Start of Records for the exercise
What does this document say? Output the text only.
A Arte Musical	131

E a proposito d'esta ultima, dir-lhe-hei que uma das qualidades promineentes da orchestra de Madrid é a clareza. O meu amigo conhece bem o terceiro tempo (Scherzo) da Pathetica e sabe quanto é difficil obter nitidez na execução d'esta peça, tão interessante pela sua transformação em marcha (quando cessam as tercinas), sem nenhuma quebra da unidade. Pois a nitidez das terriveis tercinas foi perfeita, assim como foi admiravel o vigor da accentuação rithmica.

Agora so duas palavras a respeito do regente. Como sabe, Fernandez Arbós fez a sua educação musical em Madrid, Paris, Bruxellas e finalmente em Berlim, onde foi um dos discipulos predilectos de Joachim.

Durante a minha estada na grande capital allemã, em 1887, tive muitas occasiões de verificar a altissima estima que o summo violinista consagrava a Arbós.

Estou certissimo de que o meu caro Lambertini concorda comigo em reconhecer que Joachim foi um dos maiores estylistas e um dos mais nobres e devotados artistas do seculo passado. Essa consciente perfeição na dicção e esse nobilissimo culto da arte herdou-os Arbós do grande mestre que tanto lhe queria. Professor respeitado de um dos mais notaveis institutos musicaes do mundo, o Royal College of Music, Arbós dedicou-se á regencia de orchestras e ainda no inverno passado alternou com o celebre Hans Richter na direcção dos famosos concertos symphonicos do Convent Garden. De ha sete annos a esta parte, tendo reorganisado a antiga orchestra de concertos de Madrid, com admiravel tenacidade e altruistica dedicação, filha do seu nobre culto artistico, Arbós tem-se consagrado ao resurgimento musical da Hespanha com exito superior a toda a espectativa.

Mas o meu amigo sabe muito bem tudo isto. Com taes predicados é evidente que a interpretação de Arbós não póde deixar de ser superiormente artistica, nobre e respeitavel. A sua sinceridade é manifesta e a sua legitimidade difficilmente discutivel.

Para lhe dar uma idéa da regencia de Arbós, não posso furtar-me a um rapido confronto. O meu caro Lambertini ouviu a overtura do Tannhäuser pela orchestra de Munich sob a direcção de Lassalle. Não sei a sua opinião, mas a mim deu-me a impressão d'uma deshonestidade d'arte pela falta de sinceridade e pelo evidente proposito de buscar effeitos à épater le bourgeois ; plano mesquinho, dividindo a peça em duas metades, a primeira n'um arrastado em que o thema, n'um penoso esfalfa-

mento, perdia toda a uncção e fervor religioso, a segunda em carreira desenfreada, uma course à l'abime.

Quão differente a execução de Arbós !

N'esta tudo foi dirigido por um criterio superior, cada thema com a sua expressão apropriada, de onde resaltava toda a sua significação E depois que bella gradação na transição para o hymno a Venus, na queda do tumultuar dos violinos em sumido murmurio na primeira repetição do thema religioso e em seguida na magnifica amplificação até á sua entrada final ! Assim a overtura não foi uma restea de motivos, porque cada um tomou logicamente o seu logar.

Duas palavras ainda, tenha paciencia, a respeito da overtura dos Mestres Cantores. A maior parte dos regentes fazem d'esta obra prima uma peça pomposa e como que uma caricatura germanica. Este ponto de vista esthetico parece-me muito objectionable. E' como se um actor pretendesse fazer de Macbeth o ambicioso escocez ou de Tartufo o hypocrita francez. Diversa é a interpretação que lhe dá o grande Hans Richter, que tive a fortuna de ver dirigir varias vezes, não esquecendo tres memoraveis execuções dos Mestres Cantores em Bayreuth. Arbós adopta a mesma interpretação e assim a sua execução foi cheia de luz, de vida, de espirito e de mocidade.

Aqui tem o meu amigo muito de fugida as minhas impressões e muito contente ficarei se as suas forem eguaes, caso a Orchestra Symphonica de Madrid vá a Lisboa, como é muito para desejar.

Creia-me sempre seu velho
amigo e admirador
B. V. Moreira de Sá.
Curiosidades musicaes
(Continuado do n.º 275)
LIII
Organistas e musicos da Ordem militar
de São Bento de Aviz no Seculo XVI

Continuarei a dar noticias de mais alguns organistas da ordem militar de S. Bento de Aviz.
End of Records for the exercise
Using the listing above, retype each line exactly.

*Output*:
What does this document say? Output the text only.
A Arte Musical	131

E a proposito d'esta ultima, dir-lhe-hei que uma das qualidades promineentes da orchestra de Madrid é a clareza. O meu amigo conhece bem o terceiro tempo (Scherzo) da Pathetica e sabe quanto é difficil obter nitidez na execução d'esta peça, tão interessante pela sua transformação em marcha (quando cessam as tercinas), sem nenhuma quebra da unidade. Pois a nitidez das terriveis tercinas foi perfeita, assim como foi admiravel o vigor da accentuação rithmica.

Agora so duas palavras a respeito do regente. Como sabe, Fernandez Arbós fez a sua educação musical em Madrid, Paris, Bruxellas e finalmente em Berlim, onde foi um dos discipulos predilectos de Joachim.

Durante a minha estada na grande capital allemã, em 1887, tive muitas occasiões de verificar a altissima estima que o summo violinista consagrava a Arbós.

Estou certissimo de que o meu caro Lambertini concorda comigo em reconhecer que Joachim foi um dos maiores estylistas e um dos mais nobres e devotados artistas do seculo passado. Essa consciente perfeição na dicção e esse nobilissimo culto da arte herdou-os Arbós do grande mestre que tanto lhe queria. Professor respeitado de um dos mais notaveis institutos musicaes do mundo, o Royal College of Music, Arbós dedicou-se á regencia de orchestras e ainda no inverno passado alternou com o celebre Hans Richter na direcção dos famosos concertos symphonicos do Convent Garden. De ha sete annos a esta parte, tendo reorganisado a antiga orchestra de concertos de Madrid, com admiravel tenacidade e altruistica dedicação, filha do seu nobre culto artistico, Arbós tem-se consagrado ao resurgimento musical da Hespanha com exito superior a toda a espectativa.

Mas o meu amigo sabe muito bem tudo isto. Com taes predicados é evidente que a interpretação de Arbós não póde deixar de ser superiormente artistica, nobre e respeitavel. A sua sinceridade é manifesta e a sua legitimidade difficilmente discutivel.

Para lhe dar uma idéa da regencia de Arbós, não posso furtar-me a um rapido confronto. O meu caro Lambertini ouviu a overtura do Tannhäuser pela orchestra de Munich sob a direcção de Lassalle. Não sei a sua opinião, mas a mim deu-me a impressão d'uma deshonestidade d'arte pela falta de sinceridade e pelo evidente proposito de buscar effeitos à épater le bourgeois ; plano mesquinho, dividindo a peça em duas metades, a primeira n'um arrastado em que o thema, n'um penoso esfalfa-

mento, perdia toda a uncção e fervor religioso, a segunda em carreira desenfreada, uma course à l'abime.

Quão differente a execução de Arbós !

N'esta tudo foi dirigido por um criterio superior, cada thema com a sua expressão apropriada, de onde resaltava toda a sua significação E depois que bella gradação na transição para o hymno a Venus, na queda do tumultuar dos violinos em sumido murmurio na primeira repetição do thema religioso e em seguida na magnifica amplificação até á sua entrada final ! Assim a overtura não foi uma restea de motivos, porque cada um tomou logicamente o seu logar.

Duas palavras ainda, tenha paciencia, a respeito da overtura dos Mestres Cantores. A maior parte dos regentes fazem d'esta obra prima uma peça pomposa e como que uma caricatura germanica. Este ponto de vista esthetico parece-me muito objectionable. E' como se um actor pretendesse fazer de Macbeth o ambicioso escocez ou de Tartufo o hypocrita francez. Diversa é a interpretação que lhe dá o grande Hans Richter, que tive a fortuna de ver dirigir varias vezes, não esquecendo tres memoraveis execuções dos Mestres Cantores em Bayreuth. Arbós adopta a mesma interpretação e assim a sua execução foi cheia de luz, de vida, de espirito e de mocidade.

Aqui tem o meu amigo muito de fugida as minhas impressões e muito contente ficarei se as suas forem eguaes, caso a Orchestra Symphonica de Madrid vá a Lisboa, como é muito para desejar.

Creia-me sempre seu velho
amigo e admirador
B. V. Moreira de Sá.
Curiosidades musicaes
(Continuado do n.º 275)
LIII
Organistas e musicos da Ordem militar
de São Bento de Aviz no Seculo XVI

Continuarei a dar noticias de mais alguns organistas da ordem militar de S. Bento de Aviz.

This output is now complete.